**Data supplied**
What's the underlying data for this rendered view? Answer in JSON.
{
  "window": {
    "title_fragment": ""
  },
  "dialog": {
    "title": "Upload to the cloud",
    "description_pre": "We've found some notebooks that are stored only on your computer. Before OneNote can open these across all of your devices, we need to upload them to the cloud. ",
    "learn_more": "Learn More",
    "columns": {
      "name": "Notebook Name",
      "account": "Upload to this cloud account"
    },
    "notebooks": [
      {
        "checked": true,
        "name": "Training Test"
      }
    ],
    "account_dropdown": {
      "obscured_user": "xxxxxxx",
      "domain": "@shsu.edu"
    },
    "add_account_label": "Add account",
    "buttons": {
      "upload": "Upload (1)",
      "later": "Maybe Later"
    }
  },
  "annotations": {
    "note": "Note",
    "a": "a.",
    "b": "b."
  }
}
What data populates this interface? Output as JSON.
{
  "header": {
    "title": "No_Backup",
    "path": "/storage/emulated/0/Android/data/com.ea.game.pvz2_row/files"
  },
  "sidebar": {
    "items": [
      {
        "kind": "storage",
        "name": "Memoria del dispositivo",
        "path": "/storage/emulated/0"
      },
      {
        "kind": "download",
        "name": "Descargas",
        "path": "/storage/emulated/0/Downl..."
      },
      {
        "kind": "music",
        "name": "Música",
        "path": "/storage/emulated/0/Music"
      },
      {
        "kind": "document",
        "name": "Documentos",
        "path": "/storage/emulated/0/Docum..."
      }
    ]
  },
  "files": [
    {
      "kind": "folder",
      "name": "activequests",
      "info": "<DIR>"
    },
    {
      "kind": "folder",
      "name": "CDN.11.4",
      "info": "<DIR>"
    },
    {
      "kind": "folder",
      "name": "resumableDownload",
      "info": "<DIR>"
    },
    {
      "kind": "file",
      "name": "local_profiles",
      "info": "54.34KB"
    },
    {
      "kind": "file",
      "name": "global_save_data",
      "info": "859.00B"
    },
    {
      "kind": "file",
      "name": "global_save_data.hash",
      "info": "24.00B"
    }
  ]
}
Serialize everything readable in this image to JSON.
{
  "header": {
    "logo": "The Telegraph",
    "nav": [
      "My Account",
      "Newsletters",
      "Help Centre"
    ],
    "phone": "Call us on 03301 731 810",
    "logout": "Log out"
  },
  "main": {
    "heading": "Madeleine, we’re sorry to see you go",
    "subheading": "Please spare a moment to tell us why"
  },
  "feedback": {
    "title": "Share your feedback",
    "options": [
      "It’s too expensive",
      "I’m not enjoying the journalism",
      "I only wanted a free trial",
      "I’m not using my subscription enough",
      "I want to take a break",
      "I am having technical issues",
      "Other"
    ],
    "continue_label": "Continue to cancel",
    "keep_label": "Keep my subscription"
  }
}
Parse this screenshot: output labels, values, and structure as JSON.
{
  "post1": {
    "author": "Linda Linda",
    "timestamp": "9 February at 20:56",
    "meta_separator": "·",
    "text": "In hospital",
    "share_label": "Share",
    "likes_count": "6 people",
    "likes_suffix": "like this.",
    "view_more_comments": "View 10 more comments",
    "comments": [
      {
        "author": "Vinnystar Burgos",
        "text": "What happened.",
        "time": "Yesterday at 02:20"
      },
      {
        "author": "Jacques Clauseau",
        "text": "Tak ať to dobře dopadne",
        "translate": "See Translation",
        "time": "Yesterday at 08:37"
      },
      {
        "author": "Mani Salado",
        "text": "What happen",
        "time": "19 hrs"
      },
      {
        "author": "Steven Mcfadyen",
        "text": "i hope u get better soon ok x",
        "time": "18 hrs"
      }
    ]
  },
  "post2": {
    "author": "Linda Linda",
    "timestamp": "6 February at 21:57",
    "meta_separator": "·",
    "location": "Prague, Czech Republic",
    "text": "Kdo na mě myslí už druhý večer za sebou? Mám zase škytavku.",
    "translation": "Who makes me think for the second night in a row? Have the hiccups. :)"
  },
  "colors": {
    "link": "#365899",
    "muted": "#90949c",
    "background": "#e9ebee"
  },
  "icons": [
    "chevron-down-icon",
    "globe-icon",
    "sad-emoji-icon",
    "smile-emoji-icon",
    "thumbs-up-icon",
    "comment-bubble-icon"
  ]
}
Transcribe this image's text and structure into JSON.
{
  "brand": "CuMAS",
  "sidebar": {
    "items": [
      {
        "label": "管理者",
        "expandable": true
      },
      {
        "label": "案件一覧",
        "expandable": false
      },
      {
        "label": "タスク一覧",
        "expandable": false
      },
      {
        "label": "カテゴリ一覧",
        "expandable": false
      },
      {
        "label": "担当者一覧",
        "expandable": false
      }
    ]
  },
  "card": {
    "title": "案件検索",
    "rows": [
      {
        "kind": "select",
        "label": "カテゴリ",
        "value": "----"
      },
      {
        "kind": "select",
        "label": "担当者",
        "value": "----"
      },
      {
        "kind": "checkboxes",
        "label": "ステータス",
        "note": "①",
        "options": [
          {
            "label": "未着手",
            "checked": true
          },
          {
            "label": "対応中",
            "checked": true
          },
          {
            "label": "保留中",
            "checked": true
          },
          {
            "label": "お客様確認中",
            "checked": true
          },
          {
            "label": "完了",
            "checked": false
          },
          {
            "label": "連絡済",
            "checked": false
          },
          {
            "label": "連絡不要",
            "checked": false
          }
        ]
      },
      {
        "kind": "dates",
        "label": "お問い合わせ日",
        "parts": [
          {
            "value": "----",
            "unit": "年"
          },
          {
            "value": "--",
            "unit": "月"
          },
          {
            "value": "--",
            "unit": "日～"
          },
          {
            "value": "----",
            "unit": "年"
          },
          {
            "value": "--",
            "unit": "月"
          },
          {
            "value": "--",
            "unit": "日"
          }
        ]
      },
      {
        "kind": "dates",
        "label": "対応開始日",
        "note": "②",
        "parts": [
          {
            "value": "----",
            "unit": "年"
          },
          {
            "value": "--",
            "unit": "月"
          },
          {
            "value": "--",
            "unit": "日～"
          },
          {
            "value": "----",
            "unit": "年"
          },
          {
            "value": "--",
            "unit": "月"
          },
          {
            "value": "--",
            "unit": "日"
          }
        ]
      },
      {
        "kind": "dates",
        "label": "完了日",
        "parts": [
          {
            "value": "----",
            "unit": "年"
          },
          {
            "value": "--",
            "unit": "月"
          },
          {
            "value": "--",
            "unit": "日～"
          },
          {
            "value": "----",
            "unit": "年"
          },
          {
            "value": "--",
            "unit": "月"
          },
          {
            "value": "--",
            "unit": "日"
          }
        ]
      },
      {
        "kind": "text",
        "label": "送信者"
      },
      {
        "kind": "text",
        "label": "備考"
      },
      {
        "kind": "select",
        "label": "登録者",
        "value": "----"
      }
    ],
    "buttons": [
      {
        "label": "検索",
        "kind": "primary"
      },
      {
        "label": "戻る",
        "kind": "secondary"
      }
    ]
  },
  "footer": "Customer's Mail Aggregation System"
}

**What to work on**
Write out every line from the records above, word for word.

**Output for this exercise**
What's the underlying data for this rendered view? Answer in JSON.
{
  "window": {
    "title_fragment": ""
  },
  "dialog": {
    "title": "Upload to the cloud",
    "description_pre": "We've found some notebooks that are stored only on your computer. Before OneNote can open these across all of your devices, we need to upload them to the cloud. ",
    "learn_more": "Learn More",
    "columns": {
      "name": "Notebook Name",
      "account": "Upload to this cloud account"
    },
    "notebooks": [
      {
        "checked": true,
        "name": "Training Test"
      }
    ],
    "account_dropdown": {
      "obscured_user": "xxxxxxx",
      "domain": "@shsu.edu"
    },
    "add_account_label": "Add account",
    "buttons": {
      "upload": "Upload (1)",
      "later": "Maybe Later"
    }
  },
  "annotations": {
    "note": "Note",
    "a": "a.",
    "b": "b."
  }
}
What data populates this interface? Output as JSON.
{
  "header": {
    "title": "No_Backup",
    "path": "/storage/emulated/0/Android/data/com.ea.game.pvz2_row/files"
  },
  "sidebar": {
    "items": [
      {
        "kind": "storage",
        "name": "Memoria del dispositivo",
        "path": "/storage/emulated/0"
      },
      {
        "kind": "download",
        "name": "Descargas",
        "path": "/storage/emulated/0/Downl..."
      },
      {
        "kind": "music",
        "name": "Música",
        "path": "/storage/emulated/0/Music"
      },
      {
        "kind": "document",
        "name": "Documentos",
        "path": "/storage/emulated/0/Docum..."
      }
    ]
  },
  "files": [
    {
      "kind": "folder",
      "name": "activequests",
      "info": "<DIR>"
    },
    {
      "kind": "folder",
      "name": "CDN.11.4",
      "info": "<DIR>"
    },
    {
      "kind": "folder",
      "name": "resumableDownload",
      "info": "<DIR>"
    },
    {
      "kind": "file",
      "name": "local_profiles",
      "info": "54.34KB"
    },
    {
      "kind": "file",
      "name": "global_save_data",
      "info": "859.00B"
    },
    {
      "kind": "file",
      "name": "global_save_data.hash",
      "info": "24.00B"
    }
  ]
}
Serialize everything readable in this image to JSON.
{
  "header": {
    "logo": "The Telegraph",
    "nav": [
      "My Account",
      "Newsletters",
      "Help Centre"
    ],
    "phone": "Call us on 03301 731 810",
    "logout": "Log out"
  },
  "main": {
    "heading": "Madeleine, we’re sorry to see you go",
    "subheading": "Please spare a moment to tell us why"
  },
  "feedback": {
    "title": "Share your feedback",
    "options": [
      "It’s too expensive",
      "I’m not enjoying the journalism",
      "I only wanted a free trial",
      "I’m not using my subscription enough",
      "I want to take a break",
      "I am having technical issues",
      "Other"
    ],
    "continue_label": "Continue to cancel",
    "keep_label": "Keep my subscription"
  }
}
Parse this screenshot: output labels, values, and structure as JSON.
{
  "post1": {
    "author": "Linda Linda",
    "timestamp": "9 February at 20:56",
    "meta_separator": "·",
    "text": "In hospital",
    "share_label": "Share",
    "likes_count": "6 people",
    "likes_suffix": "like this.",
    "view_more_comments": "View 10 more comments",
    "comments": [
      {
        "author": "Vinnystar Burgos",
        "text": "What happened.",
        "time": "Yesterday at 02:20"
      },
      {
        "author": "Jacques Clauseau",
        "text": "Tak ať to dobře dopadne",
        "translate": "See Translation",
        "time": "Yesterday at 08:37"
      },
      {
        "author": "Mani Salado",
        "text": "What happen",
        "time": "19 hrs"
      },
      {
        "author": "Steven Mcfadyen",
        "text": "i hope u get better soon ok x",
        "time": "18 hrs"
      }
    ]
  },
  "post2": {
    "author": "Linda Linda",
    "timestamp": "6 February at 21:57",
    "meta_separator": "·",
    "location": "Prague, Czech Republic",
    "text": "Kdo na mě myslí už druhý večer za sebou? Mám zase škytavku.",
    "translation": "Who makes me think for the second night in a row? Have the hiccups. :)"
  },
  "colors": {
    "link": "#365899",
    "muted": "#90949c",
    "background": "#e9ebee"
  },
  "icons": [
    "chevron-down-icon",
    "globe-icon",
    "sad-emoji-icon",
    "smile-emoji-icon",
    "thumbs-up-icon",
    "comment-bubble-icon"
  ]
}
Transcribe this image's text and structure into JSON.
{
  "brand": "CuMAS",
  "sidebar": {
    "items": [
      {
        "label": "管理者",
        "expandable": true
      },
      {
        "label": "案件一覧",
        "expandable": false
      },
      {
        "label": "タスク一覧",
        "expandable": false
      },
      {
        "label": "カテゴリ一覧",
        "expandable": false
      },
      {
        "label": "担当者一覧",
        "expandable": false
      }
    ]
  },
  "card": {
    "title": "案件検索",
    "rows": [
      {
        "kind": "select",
        "label": "カテゴリ",
        "value": "----"
      },
      {
        "kind": "select",
        "label": "担当者",
        "value": "----"
      },
      {
        "kind": "checkboxes",
        "label": "ステータス",
        "note": "①",
        "options": [
          {
            "label": "未着手",
            "checked": true
          },
          {
            "label": "対応中",
            "checked": true
          },
          {
            "label": "保留中",
            "checked": true
          },
          {
            "label": "お客様確認中",
            "checked": true
          },
          {
            "label": "完了",
            "checked": false
          },
          {
            "label": "連絡済",
            "checked": false
          },
          {
            "label": "連絡不要",
            "checked": false
          }
        ]
      },
      {
        "kind": "dates",
        "label": "お問い合わせ日",
        "parts": [
          {
            "value": "----",
            "unit": "年"
          },
          {
            "value": "--",
            "unit": "月"
          },
          {
            "value": "--",
            "unit": "日～"
          },
          {
            "value": "----",
            "unit": "年"
          },
          {
            "value": "--",
            "unit": "月"
          },
          {
            "value": "--",
            "unit": "日"
          }
        ]
      },
      {
        "kind": "dates",
        "label": "対応開始日",
        "note": "②",
        "parts": [
          {
            "value": "----",
            "unit": "年"
          },
          {
            "value": "--",
            "unit": "月"
          },
          {
            "value": "--",
            "unit": "日～"
          },
          {
            "value": "----",
            "unit": "年"
          },
          {
            "value": "--",
            "unit": "月"
          },
          {
            "value": "--",
            "unit": "日"
          }
        ]
      },
      {
        "kind": "dates",
        "label": "完了日",
        "parts": [
          {
            "value": "----",
            "unit": "年"
          },
          {
            "value": "--",
            "unit": "月"
          },
          {
            "value": "--",
            "unit": "日～"
          },
          {
            "value": "----",
            "unit": "年"
          },
          {
            "value": "--",
            "unit": "月"
          },
          {
            "value": "--",
            "unit": "日"
          }
        ]
      },
      {
        "kind": "text",
        "label": "送信者"
      },
      {
        "kind": "text",
        "label": "備考"
      },
      {
        "kind": "select",
        "label": "登録者",
        "value": "----"
      }
    ],
    "buttons": [
      {
        "label": "検索",
        "kind": "primary"
      },
      {
        "label": "戻る",
        "kind": "secondary"
      }
    ]
  },
  "footer": "Customer's Mail Aggregation System"
}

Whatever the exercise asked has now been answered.